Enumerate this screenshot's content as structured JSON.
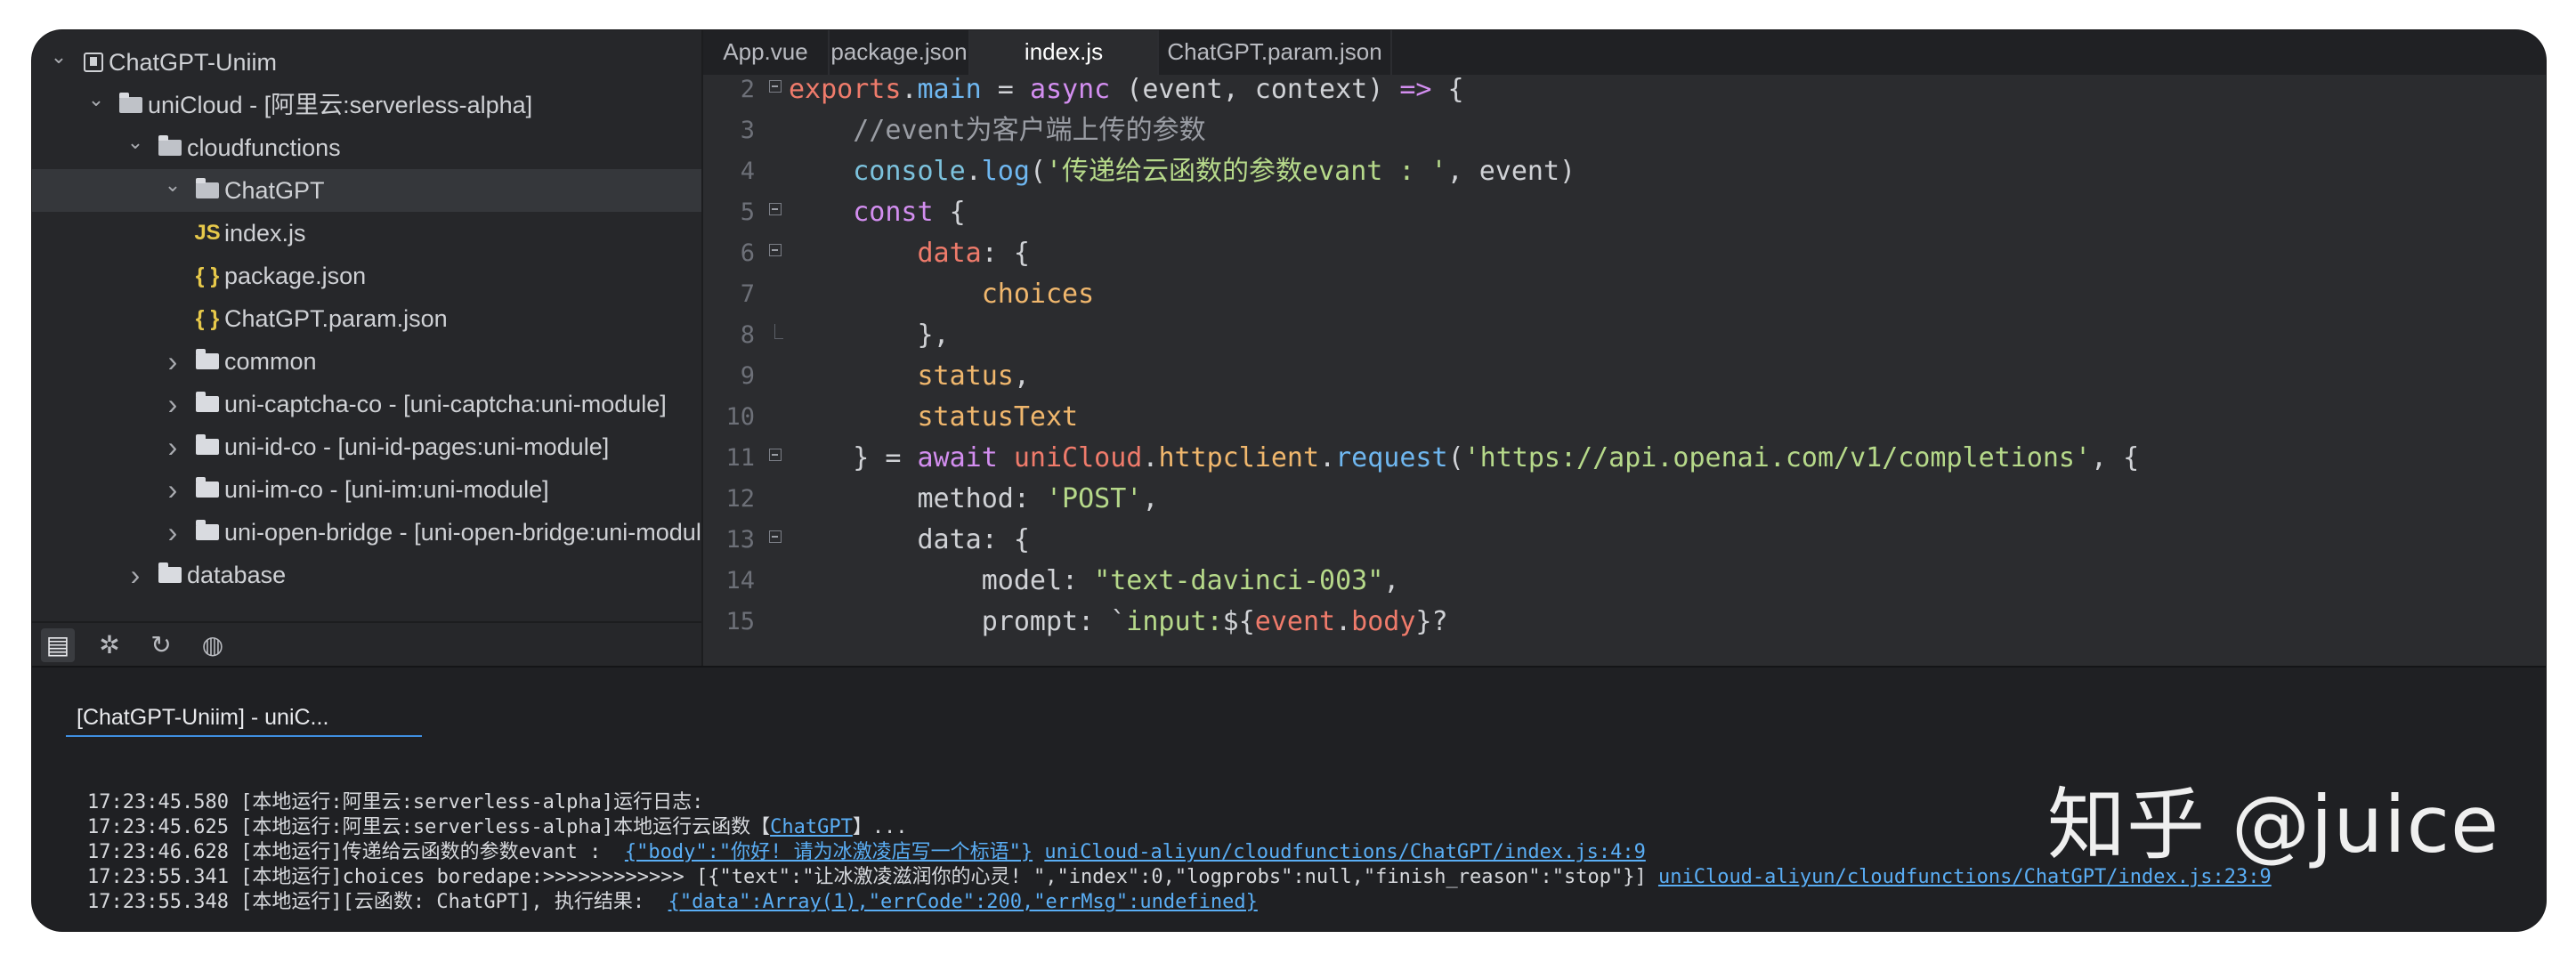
{
  "sidebar": {
    "tree": [
      {
        "label": "ChatGPT-Uniim",
        "type": "project",
        "chevron": "down"
      },
      {
        "label": "uniCloud - [阿里云:serverless-alpha]",
        "type": "folder-open",
        "chevron": "down"
      },
      {
        "label": "cloudfunctions",
        "type": "folder-open",
        "chevron": "down"
      },
      {
        "label": "ChatGPT",
        "type": "folder-open",
        "chevron": "down",
        "selected": true
      },
      {
        "label": "index.js",
        "type": "js"
      },
      {
        "label": "package.json",
        "type": "json"
      },
      {
        "label": "ChatGPT.param.json",
        "type": "json"
      },
      {
        "label": "common",
        "type": "folder",
        "chevron": "right"
      },
      {
        "label": "uni-captcha-co - [uni-captcha:uni-module]",
        "type": "folder",
        "chevron": "right"
      },
      {
        "label": "uni-id-co - [uni-id-pages:uni-module]",
        "type": "folder",
        "chevron": "right"
      },
      {
        "label": "uni-im-co - [uni-im:uni-module]",
        "type": "folder",
        "chevron": "right"
      },
      {
        "label": "uni-open-bridge - [uni-open-bridge:uni-module]",
        "type": "folder",
        "chevron": "right"
      },
      {
        "label": "database",
        "type": "folder",
        "chevron": "right"
      }
    ],
    "icons": {
      "js": "JS",
      "json": "{ }",
      "chev_down": "⌄",
      "chev_right": "›"
    },
    "bottom_buttons": [
      {
        "name": "files-icon",
        "glyph": "▤"
      },
      {
        "name": "bug-icon",
        "glyph": "✲"
      },
      {
        "name": "refresh-icon",
        "glyph": "↻"
      },
      {
        "name": "globe-icon",
        "glyph": "◍"
      }
    ]
  },
  "tabs": [
    "App.vue",
    "package.json",
    "index.js",
    "ChatGPT.param.json"
  ],
  "active_tab": "index.js",
  "editor": {
    "lines": [
      {
        "n": "2",
        "fold": "start",
        "tokens": [
          [
            "red",
            "exports"
          ],
          [
            "id",
            "."
          ],
          [
            "fn",
            "main"
          ],
          [
            "id",
            " = "
          ],
          [
            "kw",
            "async"
          ],
          [
            "id",
            " (event, context) "
          ],
          [
            "kw",
            "=>"
          ],
          [
            "id",
            " {"
          ]
        ]
      },
      {
        "n": "3",
        "tokens": [
          [
            "id",
            "    "
          ],
          [
            "cm",
            "//event为客户端上传的参数"
          ]
        ]
      },
      {
        "n": "4",
        "tokens": [
          [
            "id",
            "    "
          ],
          [
            "con",
            "console"
          ],
          [
            "id",
            "."
          ],
          [
            "fn",
            "log"
          ],
          [
            "id",
            "("
          ],
          [
            "str",
            "'传递给云函数的参数evant : '"
          ],
          [
            "id",
            ", event)"
          ]
        ]
      },
      {
        "n": "5",
        "fold": "start",
        "tokens": [
          [
            "id",
            "    "
          ],
          [
            "kw",
            "const"
          ],
          [
            "id",
            " {"
          ]
        ]
      },
      {
        "n": "6",
        "fold": "start",
        "tokens": [
          [
            "id",
            "        "
          ],
          [
            "red",
            "data"
          ],
          [
            "id",
            ": {"
          ]
        ]
      },
      {
        "n": "7",
        "tokens": [
          [
            "id",
            "            "
          ],
          [
            "prop",
            "choices"
          ]
        ]
      },
      {
        "n": "8",
        "fold": "end",
        "tokens": [
          [
            "id",
            "        },"
          ]
        ]
      },
      {
        "n": "9",
        "tokens": [
          [
            "id",
            "        "
          ],
          [
            "prop",
            "status"
          ],
          [
            "id",
            ","
          ]
        ]
      },
      {
        "n": "10",
        "tokens": [
          [
            "id",
            "        "
          ],
          [
            "prop",
            "statusText"
          ]
        ]
      },
      {
        "n": "11",
        "fold": "start",
        "tokens": [
          [
            "id",
            "    } = "
          ],
          [
            "kw",
            "await"
          ],
          [
            "id",
            " "
          ],
          [
            "red",
            "uniCloud"
          ],
          [
            "id",
            "."
          ],
          [
            "prop",
            "httpclient"
          ],
          [
            "id",
            "."
          ],
          [
            "fn",
            "request"
          ],
          [
            "id",
            "("
          ],
          [
            "str",
            "'https://api.openai.com/v1/completions'"
          ],
          [
            "id",
            ", {"
          ]
        ]
      },
      {
        "n": "12",
        "tokens": [
          [
            "id",
            "        method: "
          ],
          [
            "str",
            "'POST'"
          ],
          [
            "id",
            ","
          ]
        ]
      },
      {
        "n": "13",
        "fold": "start",
        "tokens": [
          [
            "id",
            "        data: {"
          ]
        ]
      },
      {
        "n": "14",
        "tokens": [
          [
            "id",
            "            model: "
          ],
          [
            "str",
            "\"text-davinci-003\""
          ],
          [
            "id",
            ","
          ]
        ]
      },
      {
        "n": "15",
        "tokens": [
          [
            "id",
            "            prompt: `"
          ],
          [
            "str",
            "input:"
          ],
          [
            "id",
            "${"
          ],
          [
            "red",
            "event"
          ],
          [
            "id",
            "."
          ],
          [
            "red",
            "body"
          ],
          [
            "id",
            "}?"
          ]
        ]
      }
    ]
  },
  "console": {
    "tab_title": "[ChatGPT-Uniim] - uniC...",
    "logs": [
      [
        [
          "t",
          "17:23:45.580 [本地运行:阿里云:serverless-alpha]运行日志:"
        ]
      ],
      [
        [
          "t",
          "17:23:45.625 [本地运行:阿里云:serverless-alpha]本地运行云函数【"
        ],
        [
          "l",
          "ChatGPT"
        ],
        [
          "t",
          "】..."
        ]
      ],
      [
        [
          "t",
          "17:23:46.628 [本地运行]传递给云函数的参数evant :  "
        ],
        [
          "l",
          "{\"body\":\"你好! 请为冰激凌店写一个标语\"}"
        ],
        [
          "t",
          " "
        ],
        [
          "l",
          "uniCloud-aliyun/cloudfunctions/ChatGPT/index.js:4:9"
        ]
      ],
      [
        [
          "t",
          "17:23:55.341 [本地运行]choices boredape:>>>>>>>>>>>> [{\"text\":\"让冰激凌滋润你的心灵! \",\"index\":0,\"logprobs\":null,\"finish_reason\":\"stop\"}] "
        ],
        [
          "l",
          "uniCloud-aliyun/cloudfunctions/ChatGPT/index.js:23:9"
        ]
      ],
      [
        [
          "t",
          "17:23:55.348 [本地运行][云函数: ChatGPT], 执行结果:  "
        ],
        [
          "l",
          "{\"data\":Array(1),\"errCode\":200,\"errMsg\":undefined}"
        ]
      ]
    ]
  },
  "watermark": "知乎 @juice"
}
· · · · · · ·
Using the material above, gather every line that includes "choices".

** EXPECTED ANSWER **
            "choices"
          "17:23:55.341 [本地运行]choices boredape:>>>>>>>>>>>> [{\"text\":\"让冰激凌滋润你的心灵! \",\"index\":0,\"logprobs\":null,\"finish_reason\":\"stop\"}] "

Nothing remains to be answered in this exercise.